** EXERCISE **
Can you continue the mailing-list post about RelStorage and PosKey errors from its last line?

[ZODB-Dev] RelStorage and PosKey errors - is this a risky hotfix?

Shane Hathaway shane at hathawaymix.org
Thu Jan 27 05:33:39 EST 2011


On 01/24/2011 02:02 PM, Anton Stonor wrote:
> Now, I wonder why these pointers were deleted from the current_object
> table in the first place. My money is on packing -- and it might fit
> with the fact that we recently ran a pack that removed an unusual large
> amount of transactions in a single pack (100.000+ transactions).
>
> But I don't know how to investigate the root cause further. Ideas?

I have meditated on this for some time now.  I mentioned I had an idea 
about packing, but I studied the design and I don't see any way my idea 
could work.  The design is such that it seems impossible that the pack 
code could produce an inconsistency between the object_state and 
current_object tables.

I have lots of other ideas now, but I don't know which to pursue.  I 
need a lot more information.  It would be helpful if you sent me your 
database to analyze.  Some possible causes:

- Have you looked for filesystem-level corruption yet?  I asked this 
before and I am waiting for an answer.

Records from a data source
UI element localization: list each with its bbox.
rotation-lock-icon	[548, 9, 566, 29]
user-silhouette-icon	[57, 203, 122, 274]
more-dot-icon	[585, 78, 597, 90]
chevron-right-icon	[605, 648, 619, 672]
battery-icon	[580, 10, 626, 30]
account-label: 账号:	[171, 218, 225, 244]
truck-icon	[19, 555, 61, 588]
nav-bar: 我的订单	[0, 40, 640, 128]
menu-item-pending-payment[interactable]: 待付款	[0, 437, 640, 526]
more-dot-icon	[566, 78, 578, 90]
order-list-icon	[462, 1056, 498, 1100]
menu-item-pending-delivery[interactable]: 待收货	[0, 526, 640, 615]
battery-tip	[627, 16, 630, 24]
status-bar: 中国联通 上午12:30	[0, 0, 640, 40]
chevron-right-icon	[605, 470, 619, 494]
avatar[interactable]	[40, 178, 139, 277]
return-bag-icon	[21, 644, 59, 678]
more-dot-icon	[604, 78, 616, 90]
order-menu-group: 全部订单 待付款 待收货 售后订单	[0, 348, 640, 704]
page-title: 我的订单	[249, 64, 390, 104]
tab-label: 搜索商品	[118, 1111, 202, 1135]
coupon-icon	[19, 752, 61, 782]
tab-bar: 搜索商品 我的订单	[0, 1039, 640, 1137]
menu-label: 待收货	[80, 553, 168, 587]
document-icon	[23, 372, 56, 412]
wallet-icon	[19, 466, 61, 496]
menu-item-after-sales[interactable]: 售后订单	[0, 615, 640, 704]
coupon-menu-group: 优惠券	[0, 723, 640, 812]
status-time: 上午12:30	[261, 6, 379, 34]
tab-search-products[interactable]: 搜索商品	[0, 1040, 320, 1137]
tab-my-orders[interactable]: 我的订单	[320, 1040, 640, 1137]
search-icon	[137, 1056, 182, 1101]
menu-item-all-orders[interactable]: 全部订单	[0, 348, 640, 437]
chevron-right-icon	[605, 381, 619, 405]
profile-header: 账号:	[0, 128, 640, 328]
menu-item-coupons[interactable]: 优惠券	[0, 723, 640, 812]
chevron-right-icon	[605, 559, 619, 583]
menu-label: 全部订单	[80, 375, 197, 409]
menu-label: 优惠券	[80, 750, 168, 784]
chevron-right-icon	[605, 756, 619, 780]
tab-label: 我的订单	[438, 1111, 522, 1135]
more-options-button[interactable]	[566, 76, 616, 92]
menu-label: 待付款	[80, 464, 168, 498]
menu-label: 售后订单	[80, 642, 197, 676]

** ANSWER BOX **
- Although there is a pack lock, that lock unfortunately gets released 
automatically if MySQL disconnects prematurely.  Therefore, it is 
possible to force RelStorage to run multiple pack operations in 
parallel, which would have unpredictable effects.  Is there any 
possibility that you accidentally ran multiple pack operations in 
parallel?  For example, maybe you have a cron job, or you were setting 
up a cron job at the time, and you started a pack while the cron job was 
running.  (Normally, any attempt to start parallel pack operations will 
just generate an error, but if MySQL disconnects in just the right way, 
you'll get a mess.)

- Every SQL database has nasty surprises.  Oracle, for example, has a 
nice "read only" mode, but it turns out that mode works differently in 
RAC environments, leading to silent corruption.  As a result, we never 
use that feature of Oracle anymore.  Maybe MySQL has some nasty 
surprises I haven't yet discovered; maybe the MySQL-specific "delete 
using" statement doesn't work as expected.

- Applications can accidentally cause POSKeyErrors in a variety of ways.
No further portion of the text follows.